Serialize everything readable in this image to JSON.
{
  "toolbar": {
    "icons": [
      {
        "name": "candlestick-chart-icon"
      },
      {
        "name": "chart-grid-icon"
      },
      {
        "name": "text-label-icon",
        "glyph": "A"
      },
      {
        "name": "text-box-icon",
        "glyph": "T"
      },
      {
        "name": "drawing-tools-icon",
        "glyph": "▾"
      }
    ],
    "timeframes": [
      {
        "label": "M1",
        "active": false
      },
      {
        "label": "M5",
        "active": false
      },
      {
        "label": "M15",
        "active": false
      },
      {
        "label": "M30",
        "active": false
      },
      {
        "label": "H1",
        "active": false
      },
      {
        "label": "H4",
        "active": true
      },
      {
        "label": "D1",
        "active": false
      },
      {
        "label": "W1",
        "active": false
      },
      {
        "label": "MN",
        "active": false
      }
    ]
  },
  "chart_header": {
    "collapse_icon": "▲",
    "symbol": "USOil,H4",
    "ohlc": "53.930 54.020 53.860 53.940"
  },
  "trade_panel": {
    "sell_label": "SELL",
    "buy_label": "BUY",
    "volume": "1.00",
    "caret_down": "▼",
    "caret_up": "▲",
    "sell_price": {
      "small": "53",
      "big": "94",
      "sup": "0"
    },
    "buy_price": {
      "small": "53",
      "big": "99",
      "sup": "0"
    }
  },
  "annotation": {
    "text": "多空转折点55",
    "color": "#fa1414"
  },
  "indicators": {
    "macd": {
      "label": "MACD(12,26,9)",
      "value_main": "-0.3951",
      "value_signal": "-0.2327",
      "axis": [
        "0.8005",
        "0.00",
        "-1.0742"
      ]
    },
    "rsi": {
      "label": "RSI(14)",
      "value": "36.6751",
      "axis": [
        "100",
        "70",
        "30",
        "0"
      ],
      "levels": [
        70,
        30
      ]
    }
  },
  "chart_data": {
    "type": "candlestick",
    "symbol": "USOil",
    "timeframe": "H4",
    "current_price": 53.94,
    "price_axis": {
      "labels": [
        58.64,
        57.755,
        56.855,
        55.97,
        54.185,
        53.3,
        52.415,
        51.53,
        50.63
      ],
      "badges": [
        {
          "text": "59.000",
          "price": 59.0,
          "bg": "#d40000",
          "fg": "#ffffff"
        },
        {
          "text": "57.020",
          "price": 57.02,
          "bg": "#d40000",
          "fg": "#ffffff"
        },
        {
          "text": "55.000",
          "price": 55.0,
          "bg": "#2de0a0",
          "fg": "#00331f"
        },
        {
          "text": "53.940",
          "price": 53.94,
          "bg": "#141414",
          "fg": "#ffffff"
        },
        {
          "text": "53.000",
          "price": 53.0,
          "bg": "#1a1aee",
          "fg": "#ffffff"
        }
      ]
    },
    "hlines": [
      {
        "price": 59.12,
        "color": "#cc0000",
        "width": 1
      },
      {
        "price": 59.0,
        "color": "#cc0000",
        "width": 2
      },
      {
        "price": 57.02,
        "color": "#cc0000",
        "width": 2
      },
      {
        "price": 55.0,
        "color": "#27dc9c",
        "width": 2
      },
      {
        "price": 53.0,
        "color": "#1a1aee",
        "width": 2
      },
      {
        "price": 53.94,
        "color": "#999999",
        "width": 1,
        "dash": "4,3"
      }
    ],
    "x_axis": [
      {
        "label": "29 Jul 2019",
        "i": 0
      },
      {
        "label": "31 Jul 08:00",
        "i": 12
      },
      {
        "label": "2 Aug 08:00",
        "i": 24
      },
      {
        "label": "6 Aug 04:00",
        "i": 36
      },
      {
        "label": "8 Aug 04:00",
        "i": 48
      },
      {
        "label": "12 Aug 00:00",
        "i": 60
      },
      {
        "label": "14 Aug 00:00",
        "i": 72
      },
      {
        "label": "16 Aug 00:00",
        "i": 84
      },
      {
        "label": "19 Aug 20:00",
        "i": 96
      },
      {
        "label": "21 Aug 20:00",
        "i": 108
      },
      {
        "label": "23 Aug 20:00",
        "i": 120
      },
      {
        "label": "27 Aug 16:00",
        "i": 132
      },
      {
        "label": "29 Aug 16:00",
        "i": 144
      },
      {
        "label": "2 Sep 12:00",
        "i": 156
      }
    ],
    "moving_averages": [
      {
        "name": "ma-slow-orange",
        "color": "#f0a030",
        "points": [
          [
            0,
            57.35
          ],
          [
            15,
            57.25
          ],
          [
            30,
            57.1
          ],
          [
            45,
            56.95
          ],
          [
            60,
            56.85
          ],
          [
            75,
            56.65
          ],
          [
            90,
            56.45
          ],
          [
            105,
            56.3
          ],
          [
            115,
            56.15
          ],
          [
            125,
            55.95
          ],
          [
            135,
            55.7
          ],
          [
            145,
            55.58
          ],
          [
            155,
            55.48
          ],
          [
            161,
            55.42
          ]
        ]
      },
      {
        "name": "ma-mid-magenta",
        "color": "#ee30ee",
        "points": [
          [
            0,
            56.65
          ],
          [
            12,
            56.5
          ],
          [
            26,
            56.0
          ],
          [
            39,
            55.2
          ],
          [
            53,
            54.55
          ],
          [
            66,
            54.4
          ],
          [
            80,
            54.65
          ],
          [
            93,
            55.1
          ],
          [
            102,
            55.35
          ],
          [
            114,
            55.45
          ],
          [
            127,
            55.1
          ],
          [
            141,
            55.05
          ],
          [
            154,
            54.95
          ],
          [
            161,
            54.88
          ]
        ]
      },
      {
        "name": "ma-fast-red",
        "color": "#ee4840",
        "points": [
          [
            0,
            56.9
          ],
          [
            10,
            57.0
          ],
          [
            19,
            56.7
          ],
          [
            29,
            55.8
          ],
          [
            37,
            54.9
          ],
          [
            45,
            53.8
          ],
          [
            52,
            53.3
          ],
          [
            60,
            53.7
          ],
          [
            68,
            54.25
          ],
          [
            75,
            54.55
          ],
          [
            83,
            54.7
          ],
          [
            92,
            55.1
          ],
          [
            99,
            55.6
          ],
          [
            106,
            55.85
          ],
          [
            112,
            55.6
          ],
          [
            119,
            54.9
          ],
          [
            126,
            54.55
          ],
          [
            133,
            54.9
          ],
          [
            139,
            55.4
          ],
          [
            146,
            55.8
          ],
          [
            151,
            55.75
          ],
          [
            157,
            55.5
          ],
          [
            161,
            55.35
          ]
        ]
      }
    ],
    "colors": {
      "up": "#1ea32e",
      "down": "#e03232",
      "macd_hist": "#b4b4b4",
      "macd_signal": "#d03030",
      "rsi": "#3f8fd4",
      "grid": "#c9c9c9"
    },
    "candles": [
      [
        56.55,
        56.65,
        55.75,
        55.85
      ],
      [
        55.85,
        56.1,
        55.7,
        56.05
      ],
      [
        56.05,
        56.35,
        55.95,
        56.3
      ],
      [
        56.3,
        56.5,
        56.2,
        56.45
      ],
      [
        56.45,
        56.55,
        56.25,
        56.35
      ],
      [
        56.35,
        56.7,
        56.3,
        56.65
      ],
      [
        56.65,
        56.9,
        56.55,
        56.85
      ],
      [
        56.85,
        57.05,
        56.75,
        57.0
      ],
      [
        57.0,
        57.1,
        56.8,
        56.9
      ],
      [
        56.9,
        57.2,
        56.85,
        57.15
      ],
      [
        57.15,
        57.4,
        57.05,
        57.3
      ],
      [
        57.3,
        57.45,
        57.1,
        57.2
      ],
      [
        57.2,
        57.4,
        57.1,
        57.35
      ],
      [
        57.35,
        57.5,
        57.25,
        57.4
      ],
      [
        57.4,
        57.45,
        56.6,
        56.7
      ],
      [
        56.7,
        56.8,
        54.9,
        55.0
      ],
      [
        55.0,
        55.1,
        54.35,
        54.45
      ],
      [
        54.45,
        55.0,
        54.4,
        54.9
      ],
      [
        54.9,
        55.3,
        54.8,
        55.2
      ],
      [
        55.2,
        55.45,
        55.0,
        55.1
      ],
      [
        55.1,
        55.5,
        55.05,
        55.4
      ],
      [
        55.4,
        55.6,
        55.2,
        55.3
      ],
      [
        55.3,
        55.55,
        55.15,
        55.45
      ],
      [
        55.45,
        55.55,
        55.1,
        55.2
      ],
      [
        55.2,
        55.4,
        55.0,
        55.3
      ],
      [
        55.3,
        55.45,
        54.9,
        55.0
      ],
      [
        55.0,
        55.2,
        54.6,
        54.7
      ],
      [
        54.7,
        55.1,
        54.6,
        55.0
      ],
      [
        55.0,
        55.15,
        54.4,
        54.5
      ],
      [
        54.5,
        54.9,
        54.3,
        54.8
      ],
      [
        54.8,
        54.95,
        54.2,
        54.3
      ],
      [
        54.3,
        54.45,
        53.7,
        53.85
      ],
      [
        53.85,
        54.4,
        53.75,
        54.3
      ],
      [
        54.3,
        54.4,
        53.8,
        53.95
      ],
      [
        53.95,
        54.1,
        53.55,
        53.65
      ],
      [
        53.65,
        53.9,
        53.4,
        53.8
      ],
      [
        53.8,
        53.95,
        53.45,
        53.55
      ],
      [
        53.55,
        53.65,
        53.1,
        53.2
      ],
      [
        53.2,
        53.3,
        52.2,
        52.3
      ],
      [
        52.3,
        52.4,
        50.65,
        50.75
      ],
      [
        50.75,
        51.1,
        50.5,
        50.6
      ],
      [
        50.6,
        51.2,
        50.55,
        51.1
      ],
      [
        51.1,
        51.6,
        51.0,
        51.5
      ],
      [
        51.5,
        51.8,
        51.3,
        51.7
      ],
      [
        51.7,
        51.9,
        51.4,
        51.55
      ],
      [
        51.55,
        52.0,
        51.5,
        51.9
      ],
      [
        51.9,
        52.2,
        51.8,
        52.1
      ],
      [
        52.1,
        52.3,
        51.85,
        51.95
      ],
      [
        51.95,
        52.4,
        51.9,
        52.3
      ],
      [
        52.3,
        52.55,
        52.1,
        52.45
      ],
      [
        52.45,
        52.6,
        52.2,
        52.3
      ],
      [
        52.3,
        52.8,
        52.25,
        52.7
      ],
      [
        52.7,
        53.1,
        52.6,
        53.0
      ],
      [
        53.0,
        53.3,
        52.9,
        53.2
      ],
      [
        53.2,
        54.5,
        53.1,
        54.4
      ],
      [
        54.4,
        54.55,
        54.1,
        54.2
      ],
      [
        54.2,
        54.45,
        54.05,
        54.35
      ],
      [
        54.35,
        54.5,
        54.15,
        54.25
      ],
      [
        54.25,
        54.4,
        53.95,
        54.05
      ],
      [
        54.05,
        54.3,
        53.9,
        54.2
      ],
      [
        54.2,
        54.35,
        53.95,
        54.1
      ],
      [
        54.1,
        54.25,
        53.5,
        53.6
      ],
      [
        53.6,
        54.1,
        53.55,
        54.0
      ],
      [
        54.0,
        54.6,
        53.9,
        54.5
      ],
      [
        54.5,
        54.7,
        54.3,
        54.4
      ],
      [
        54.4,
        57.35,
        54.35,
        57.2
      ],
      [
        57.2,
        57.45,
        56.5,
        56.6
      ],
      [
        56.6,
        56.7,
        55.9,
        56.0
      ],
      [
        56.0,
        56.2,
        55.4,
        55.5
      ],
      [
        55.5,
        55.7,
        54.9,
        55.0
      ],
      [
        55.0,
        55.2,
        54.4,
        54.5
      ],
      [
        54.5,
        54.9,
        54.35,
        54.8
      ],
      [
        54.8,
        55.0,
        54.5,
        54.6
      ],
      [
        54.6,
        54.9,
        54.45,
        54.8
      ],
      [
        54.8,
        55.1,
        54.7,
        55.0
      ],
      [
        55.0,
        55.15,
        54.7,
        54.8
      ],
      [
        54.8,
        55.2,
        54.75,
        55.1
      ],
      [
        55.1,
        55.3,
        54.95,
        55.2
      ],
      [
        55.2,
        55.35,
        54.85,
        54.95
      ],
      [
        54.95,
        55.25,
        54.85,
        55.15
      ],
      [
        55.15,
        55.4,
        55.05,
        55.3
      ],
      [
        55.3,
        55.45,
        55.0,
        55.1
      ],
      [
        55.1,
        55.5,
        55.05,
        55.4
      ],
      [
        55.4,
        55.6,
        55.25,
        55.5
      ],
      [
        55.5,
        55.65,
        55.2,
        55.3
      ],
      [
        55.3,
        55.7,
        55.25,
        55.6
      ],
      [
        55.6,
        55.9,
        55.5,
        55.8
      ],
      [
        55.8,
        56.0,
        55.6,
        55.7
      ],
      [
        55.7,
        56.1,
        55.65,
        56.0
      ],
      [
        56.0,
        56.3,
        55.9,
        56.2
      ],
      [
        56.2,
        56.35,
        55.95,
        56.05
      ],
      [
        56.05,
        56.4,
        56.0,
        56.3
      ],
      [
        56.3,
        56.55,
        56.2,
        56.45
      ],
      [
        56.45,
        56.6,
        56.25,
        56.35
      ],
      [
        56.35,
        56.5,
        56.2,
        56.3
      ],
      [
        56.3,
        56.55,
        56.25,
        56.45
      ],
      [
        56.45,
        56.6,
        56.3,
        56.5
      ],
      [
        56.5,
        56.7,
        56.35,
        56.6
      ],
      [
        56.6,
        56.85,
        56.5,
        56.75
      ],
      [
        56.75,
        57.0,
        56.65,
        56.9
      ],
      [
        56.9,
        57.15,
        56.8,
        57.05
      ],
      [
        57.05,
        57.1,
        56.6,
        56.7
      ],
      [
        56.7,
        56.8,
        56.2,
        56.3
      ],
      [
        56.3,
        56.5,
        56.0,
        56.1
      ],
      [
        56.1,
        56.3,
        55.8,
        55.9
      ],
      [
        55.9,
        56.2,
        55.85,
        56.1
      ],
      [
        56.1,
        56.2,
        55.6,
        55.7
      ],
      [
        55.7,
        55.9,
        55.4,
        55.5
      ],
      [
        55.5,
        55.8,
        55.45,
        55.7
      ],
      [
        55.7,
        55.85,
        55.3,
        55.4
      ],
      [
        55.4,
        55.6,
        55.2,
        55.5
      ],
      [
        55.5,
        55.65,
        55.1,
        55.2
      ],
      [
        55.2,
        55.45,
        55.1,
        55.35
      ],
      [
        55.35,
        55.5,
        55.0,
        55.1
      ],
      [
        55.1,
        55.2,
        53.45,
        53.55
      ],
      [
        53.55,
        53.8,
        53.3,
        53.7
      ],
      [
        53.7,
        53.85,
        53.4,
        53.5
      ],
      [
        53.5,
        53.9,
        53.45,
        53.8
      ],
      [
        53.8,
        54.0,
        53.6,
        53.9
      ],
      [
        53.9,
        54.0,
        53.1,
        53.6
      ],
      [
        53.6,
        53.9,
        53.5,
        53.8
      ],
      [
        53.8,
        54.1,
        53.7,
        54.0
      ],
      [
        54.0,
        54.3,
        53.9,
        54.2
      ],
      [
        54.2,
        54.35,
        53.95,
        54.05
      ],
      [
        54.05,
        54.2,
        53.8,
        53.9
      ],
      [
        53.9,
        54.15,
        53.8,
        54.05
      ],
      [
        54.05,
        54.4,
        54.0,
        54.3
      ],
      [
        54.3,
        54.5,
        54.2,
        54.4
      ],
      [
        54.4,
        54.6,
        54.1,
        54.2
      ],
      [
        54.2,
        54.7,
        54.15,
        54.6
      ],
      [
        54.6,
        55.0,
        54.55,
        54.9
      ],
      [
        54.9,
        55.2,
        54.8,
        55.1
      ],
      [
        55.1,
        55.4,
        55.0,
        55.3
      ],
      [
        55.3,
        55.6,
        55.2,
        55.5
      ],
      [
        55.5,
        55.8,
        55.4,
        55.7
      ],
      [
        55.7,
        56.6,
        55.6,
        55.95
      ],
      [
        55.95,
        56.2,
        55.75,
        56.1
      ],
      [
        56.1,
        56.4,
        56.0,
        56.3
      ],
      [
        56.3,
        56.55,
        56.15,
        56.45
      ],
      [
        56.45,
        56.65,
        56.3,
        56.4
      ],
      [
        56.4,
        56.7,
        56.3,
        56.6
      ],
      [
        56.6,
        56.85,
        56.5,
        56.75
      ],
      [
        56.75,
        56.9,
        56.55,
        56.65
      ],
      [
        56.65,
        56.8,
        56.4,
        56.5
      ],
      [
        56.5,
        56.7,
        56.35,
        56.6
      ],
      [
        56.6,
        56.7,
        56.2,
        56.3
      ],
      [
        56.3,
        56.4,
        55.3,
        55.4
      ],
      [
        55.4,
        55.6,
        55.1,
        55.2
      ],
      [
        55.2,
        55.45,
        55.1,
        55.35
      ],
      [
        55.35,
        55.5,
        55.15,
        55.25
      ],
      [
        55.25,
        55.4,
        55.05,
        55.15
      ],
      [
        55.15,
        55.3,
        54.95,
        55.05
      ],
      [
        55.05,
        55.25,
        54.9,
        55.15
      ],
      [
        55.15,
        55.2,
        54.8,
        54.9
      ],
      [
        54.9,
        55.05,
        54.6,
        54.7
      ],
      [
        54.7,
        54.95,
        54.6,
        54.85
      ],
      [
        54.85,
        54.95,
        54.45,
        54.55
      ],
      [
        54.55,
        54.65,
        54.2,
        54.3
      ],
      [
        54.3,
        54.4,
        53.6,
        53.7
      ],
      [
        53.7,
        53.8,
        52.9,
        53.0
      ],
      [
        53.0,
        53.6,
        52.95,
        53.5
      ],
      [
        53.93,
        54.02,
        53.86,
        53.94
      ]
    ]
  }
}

= = = = = = =

**Exercise brief:** Work out how many lines of the listing above include the word "candlestick". Report only the number.

**Right answer:** 2